■ DATA ROWS
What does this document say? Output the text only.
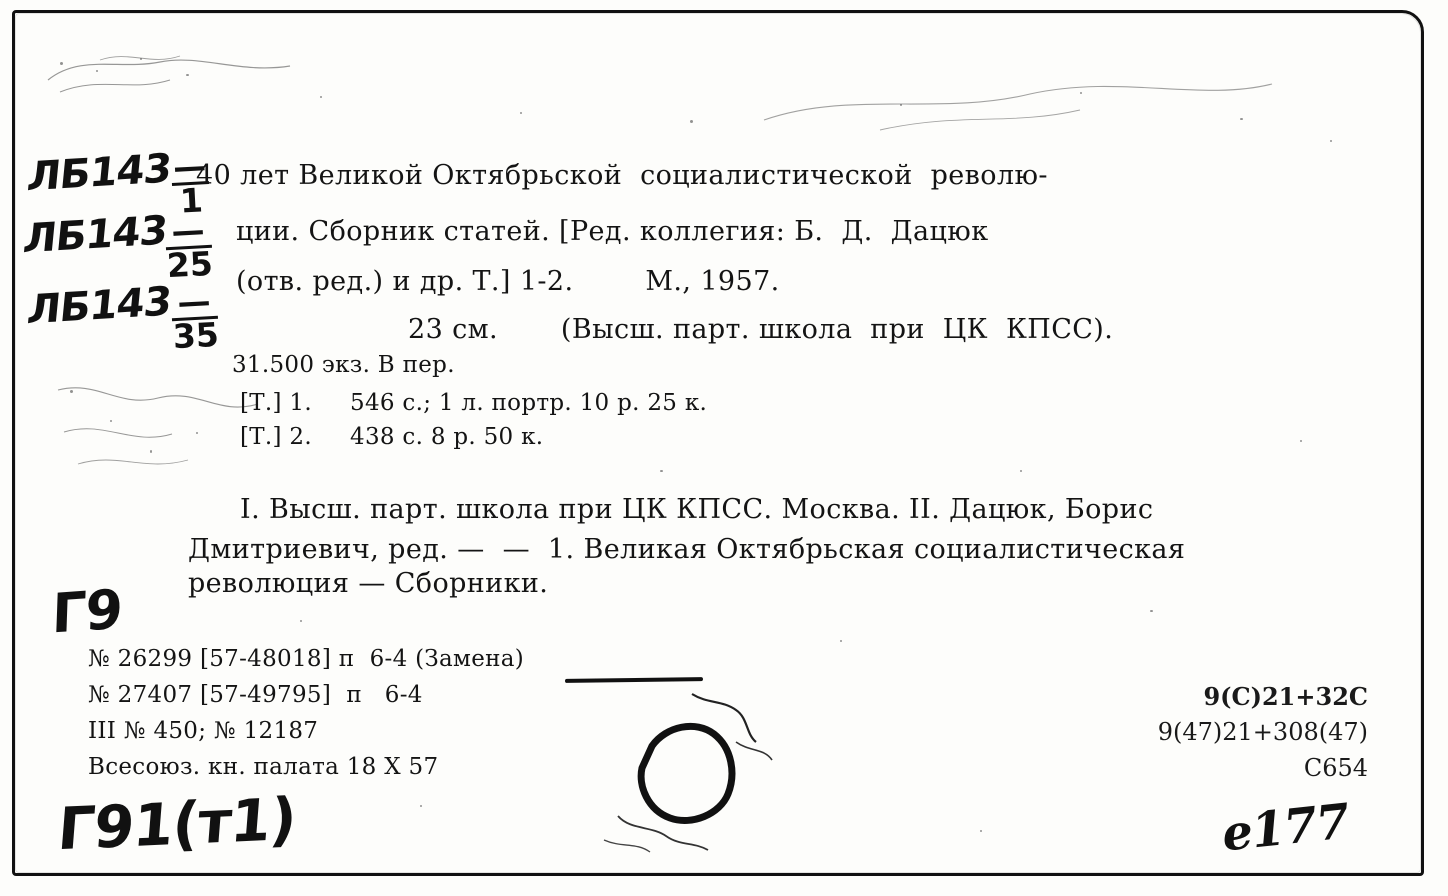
ЛБ143 —
1
ЛБ143 —
25
ЛБ143 —
35
40 лет Великой Октябрьской  социалистической  револю-
ции. Сборник статей. [Ред. коллегия: Б.  Д.  Дацюк
(отв. ред.) и др. Т.] 1-2.        М., 1957.
23 см.       (Высш. парт. школа  при  ЦК  КПСС).
31.500 экз. В пер.
[Т.] 1.     546 с.; 1 л. портр. 10 р. 25 к.
[Т.] 2.     438 с. 8 р. 50 к.
I. Высш. парт. школа при ЦК КПСС. Москва. II. Дацюк, Борис
Дмитриевич, ред. —  —  1. Великая Октябрьская социалистическая
революция — Сборники.
Г9
№ 26299 [57-48018] п  6-4 (Замена)
№ 27407 [57-49795]  п   6-4
III № 450; № 12187
Всесоюз. кн. палата 18 X 57
9(С)21+32С
9(47)21+308(47)
С654
Г91(т1)	е177
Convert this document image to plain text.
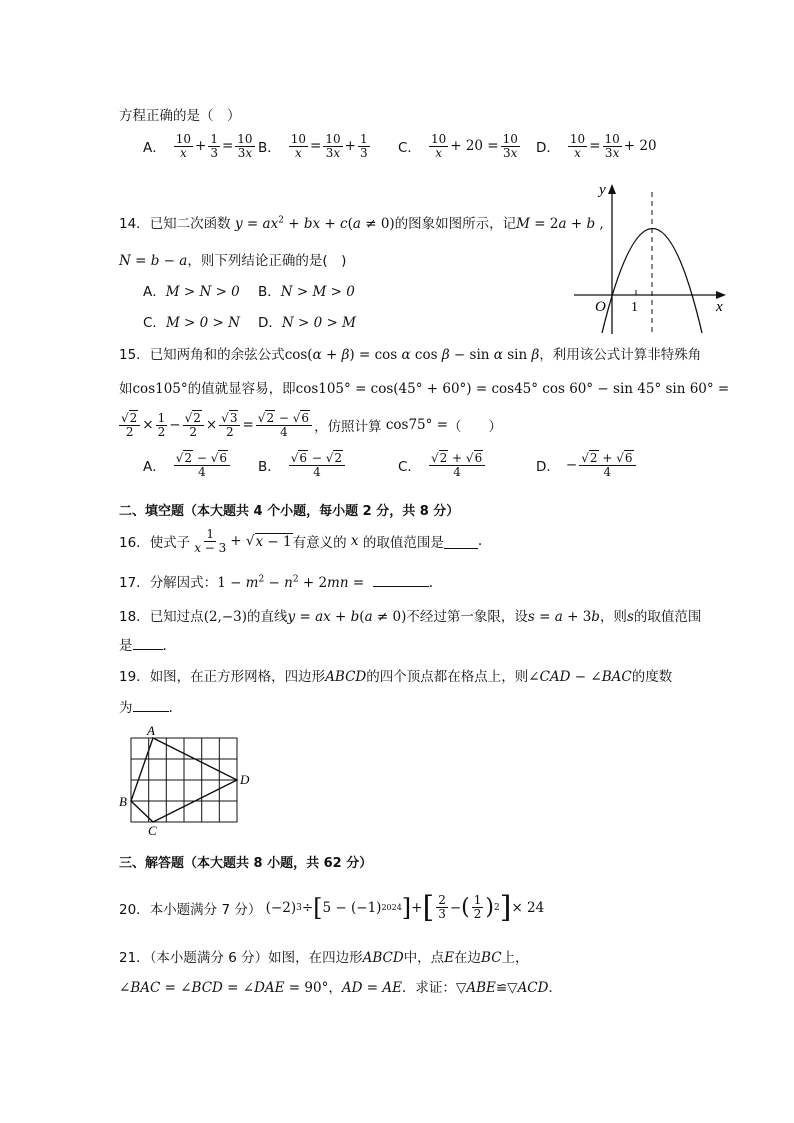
方程正确的是（　）
A． $\frac{10}{x} + \frac{1}{3} = \frac{10}{3x}$ B． $\frac{10}{x} = \frac{10}{3x} + \frac{1}{3}$ C． $\frac{10}{x} + 20 = \frac{10}{3x}$ D． $\frac{10}{x} = \frac{10}{3x} + 20$
14．已知二次函数 $y = ax^2$ + bx + c(a ≠ 0)的图象如图所示，记M = 2a + b ,
N = b − a，则下列结论正确的是(　)
A．M > N > 0 B．N > M > 0
C．M > 0 > N D．N > 0 > M
y
x
O 1
15．已知两角和的余弦公式cos(α + β) = cos α cos β − sin α sin β，利用该公式计算非特殊角
如cos105°的值就显容易，即cos105° = cos(45° + 60°) = cos45° cos 60° − sin 45° sin 60° =
$\frac{√2}{2} \times \frac{1}{2} - \frac{√2}{2} \times \frac{√3}{2} = \frac{√2 - √6}{4}$ ，仿照计算 cos75° = （　　）
A． $\frac{√2 - √6}{4}$ B． $\frac{√6 - √2}{4}$	C． $\frac{√2 + √6}{4}$	D． − $\frac{√2 + √6}{4}$
二、填空题（本大题共 4 个小题，每小题 2 分，共 8 分）
16． 使式子 $\frac{1}{x - 3}$ + √ x − 1 有意义的
x
的取值范围是	.
17．分解因式：$1 - m^2 - n^2 + 2mn$ =	.
18．已知过点(2,−3)的直线y = ax + b(a ≠ 0)不经过第一象限，设s = a + 3b，则s的取值范围
是 .
19．如图，在正方形网格，四边形ABCD的四个顶点都在格点上，则∠CAD − ∠BAC的度数
为	.
A
B
C
D
三、解答题（本大题共 8 小题，共 62 分）
20． 本小题满分 7 分） (−2) 3 ÷ [ 5 − (−1) 2024 ] + [ $\frac{2}{3}$ − ( $\frac{1}{2}$ ) 2 ] × 24
21．（本小题满分 6 分）如图，在四边形ABCD中，点E在边BC上，
∠BAC = ∠BCD = ∠DAE = 90°，AD = AE．求证：▽ABE≌▽ACD．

■ DIRECTIONS
List all lines in the material containing the string "парт".

■ EXERCISE RESPONSE
23 см.       (Высш. парт. школа  при  ЦК  КПСС).
I. Высш. парт. школа при ЦК КПСС. Москва. II. Дацюк, Борис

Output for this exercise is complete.